Problem to work on
Go through the data below and gather each line containing "JSON".

Material provided
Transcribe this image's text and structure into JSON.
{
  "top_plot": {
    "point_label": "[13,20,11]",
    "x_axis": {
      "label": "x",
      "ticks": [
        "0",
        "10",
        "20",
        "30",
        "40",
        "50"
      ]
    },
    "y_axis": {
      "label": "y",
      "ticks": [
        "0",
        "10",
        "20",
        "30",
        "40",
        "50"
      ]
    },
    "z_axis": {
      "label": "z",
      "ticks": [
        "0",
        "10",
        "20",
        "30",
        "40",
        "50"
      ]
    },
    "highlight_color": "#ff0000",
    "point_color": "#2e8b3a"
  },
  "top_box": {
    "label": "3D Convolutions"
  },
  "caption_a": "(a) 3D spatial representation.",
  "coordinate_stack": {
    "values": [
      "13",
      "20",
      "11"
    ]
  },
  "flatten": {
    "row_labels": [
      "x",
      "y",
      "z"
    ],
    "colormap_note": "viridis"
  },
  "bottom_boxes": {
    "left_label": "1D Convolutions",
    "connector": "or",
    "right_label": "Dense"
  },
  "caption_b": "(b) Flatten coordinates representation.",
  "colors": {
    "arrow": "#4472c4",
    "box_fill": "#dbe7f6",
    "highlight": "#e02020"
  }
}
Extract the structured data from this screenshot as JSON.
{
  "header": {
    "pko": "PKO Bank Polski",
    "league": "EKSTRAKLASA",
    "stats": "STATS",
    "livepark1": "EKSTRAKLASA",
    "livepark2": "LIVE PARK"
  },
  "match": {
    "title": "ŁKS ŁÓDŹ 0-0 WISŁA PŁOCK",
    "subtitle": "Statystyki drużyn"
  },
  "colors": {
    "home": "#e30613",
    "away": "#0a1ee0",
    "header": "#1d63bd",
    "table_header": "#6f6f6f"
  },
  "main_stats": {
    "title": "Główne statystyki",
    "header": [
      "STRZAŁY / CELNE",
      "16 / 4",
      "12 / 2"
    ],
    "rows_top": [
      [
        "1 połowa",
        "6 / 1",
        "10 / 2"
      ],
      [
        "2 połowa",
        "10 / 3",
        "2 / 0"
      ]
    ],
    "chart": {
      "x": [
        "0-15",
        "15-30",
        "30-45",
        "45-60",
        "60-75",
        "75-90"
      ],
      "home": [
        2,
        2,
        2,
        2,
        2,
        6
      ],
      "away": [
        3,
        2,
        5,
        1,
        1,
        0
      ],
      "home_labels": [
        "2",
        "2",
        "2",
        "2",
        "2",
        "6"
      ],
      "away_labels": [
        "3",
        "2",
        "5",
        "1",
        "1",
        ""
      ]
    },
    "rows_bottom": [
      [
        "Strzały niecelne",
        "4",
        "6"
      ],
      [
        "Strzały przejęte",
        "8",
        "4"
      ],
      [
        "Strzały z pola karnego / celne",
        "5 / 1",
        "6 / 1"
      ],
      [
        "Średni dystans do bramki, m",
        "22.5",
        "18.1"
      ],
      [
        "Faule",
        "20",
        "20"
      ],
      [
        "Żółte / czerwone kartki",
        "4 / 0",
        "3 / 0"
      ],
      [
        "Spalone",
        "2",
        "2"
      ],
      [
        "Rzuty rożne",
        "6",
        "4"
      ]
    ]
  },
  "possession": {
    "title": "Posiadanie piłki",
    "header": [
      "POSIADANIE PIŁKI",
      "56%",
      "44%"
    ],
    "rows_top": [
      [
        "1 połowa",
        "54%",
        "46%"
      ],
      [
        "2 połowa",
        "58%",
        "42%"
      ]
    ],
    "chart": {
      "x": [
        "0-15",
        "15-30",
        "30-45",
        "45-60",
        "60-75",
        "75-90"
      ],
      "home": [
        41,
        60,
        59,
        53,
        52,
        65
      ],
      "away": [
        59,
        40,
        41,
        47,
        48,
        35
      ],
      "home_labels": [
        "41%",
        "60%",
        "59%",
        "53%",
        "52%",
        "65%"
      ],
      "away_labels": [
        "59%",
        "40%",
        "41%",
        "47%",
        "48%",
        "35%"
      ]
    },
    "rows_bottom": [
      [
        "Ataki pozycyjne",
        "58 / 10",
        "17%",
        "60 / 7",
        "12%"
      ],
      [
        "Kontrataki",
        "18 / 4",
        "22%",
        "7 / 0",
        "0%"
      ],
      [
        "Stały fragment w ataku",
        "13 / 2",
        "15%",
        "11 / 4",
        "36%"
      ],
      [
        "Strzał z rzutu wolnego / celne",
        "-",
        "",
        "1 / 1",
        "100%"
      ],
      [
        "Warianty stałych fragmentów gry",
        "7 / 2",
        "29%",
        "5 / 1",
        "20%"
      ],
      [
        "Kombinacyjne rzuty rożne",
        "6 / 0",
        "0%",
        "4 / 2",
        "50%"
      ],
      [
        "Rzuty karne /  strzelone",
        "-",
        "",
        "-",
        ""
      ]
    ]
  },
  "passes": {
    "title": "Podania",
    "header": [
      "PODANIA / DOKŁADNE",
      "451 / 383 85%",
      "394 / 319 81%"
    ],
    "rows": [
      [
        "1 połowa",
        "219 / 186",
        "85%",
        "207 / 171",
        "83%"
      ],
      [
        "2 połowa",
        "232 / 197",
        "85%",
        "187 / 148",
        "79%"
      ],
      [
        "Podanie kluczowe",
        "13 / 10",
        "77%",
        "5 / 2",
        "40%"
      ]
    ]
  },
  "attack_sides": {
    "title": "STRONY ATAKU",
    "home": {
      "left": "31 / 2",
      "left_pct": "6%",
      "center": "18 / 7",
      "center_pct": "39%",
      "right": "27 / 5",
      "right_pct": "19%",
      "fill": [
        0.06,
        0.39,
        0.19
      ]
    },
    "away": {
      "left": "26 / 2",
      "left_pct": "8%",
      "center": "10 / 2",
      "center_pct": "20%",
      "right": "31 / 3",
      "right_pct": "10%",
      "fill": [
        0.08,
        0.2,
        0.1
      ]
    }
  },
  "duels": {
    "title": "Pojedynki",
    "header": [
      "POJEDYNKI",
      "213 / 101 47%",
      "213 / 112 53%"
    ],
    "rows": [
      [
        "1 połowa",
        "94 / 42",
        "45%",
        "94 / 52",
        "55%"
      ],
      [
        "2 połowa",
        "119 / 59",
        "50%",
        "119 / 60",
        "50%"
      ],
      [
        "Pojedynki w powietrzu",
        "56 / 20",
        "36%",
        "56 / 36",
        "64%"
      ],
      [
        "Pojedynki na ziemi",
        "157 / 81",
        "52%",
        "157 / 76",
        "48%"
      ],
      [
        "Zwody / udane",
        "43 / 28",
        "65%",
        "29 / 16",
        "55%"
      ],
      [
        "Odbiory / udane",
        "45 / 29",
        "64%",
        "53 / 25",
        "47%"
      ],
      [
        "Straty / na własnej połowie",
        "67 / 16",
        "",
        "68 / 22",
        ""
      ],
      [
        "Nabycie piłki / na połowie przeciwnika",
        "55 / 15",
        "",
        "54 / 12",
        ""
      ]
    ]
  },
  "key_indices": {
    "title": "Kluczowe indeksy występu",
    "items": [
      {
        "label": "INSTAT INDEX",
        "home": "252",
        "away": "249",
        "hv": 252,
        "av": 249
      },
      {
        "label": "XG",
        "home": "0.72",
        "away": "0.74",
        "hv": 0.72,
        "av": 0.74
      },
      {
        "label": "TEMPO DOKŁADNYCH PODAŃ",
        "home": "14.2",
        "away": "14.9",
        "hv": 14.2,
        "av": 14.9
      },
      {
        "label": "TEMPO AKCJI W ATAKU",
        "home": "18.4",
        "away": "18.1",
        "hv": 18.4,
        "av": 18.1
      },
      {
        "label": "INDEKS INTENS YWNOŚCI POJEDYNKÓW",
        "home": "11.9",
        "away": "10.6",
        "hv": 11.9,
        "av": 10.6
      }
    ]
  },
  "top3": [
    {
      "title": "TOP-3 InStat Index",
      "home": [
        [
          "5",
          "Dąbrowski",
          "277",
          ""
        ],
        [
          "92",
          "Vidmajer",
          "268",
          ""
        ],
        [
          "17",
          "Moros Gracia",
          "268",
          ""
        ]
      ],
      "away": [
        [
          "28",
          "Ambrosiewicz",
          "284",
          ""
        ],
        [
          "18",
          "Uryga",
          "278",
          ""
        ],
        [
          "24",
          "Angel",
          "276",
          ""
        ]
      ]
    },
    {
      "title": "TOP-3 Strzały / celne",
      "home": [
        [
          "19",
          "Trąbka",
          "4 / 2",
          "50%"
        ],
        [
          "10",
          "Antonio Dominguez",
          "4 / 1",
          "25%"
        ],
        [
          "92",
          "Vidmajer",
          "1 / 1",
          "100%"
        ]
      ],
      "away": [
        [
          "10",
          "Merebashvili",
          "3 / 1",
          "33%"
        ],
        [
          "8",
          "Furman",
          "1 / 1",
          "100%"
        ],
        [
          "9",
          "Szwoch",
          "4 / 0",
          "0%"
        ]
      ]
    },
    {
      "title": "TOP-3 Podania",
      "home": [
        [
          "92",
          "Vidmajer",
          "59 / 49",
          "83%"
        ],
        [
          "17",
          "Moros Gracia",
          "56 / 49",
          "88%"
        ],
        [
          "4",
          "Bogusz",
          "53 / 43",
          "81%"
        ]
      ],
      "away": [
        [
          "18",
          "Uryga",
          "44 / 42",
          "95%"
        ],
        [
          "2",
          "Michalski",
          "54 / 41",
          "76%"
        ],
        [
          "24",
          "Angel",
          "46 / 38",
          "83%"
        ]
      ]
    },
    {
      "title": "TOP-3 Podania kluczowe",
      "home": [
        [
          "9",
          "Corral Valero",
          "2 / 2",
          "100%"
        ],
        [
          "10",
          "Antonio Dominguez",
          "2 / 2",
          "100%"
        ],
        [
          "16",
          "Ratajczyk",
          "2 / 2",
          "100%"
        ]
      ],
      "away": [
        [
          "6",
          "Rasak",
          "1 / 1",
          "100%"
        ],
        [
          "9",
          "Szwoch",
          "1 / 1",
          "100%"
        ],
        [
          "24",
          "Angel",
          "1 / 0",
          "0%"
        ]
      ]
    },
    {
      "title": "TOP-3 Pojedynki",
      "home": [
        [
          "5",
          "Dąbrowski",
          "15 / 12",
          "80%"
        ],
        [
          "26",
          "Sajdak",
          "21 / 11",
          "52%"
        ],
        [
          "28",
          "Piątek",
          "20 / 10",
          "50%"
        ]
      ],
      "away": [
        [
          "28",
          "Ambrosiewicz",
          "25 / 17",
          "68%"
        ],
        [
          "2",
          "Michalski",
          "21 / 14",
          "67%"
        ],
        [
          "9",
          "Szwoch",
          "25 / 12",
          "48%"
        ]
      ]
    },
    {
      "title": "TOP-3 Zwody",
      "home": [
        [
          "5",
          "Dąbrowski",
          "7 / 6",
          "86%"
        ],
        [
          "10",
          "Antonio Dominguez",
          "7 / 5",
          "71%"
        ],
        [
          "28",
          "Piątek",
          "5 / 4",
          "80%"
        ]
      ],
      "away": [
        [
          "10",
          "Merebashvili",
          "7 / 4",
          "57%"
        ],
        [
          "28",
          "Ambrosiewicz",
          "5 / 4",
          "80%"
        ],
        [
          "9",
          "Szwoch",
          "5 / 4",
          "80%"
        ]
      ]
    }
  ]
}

Result of the task
Transcribe this image's text and structure into JSON.
Extract the structured data from this screenshot as JSON.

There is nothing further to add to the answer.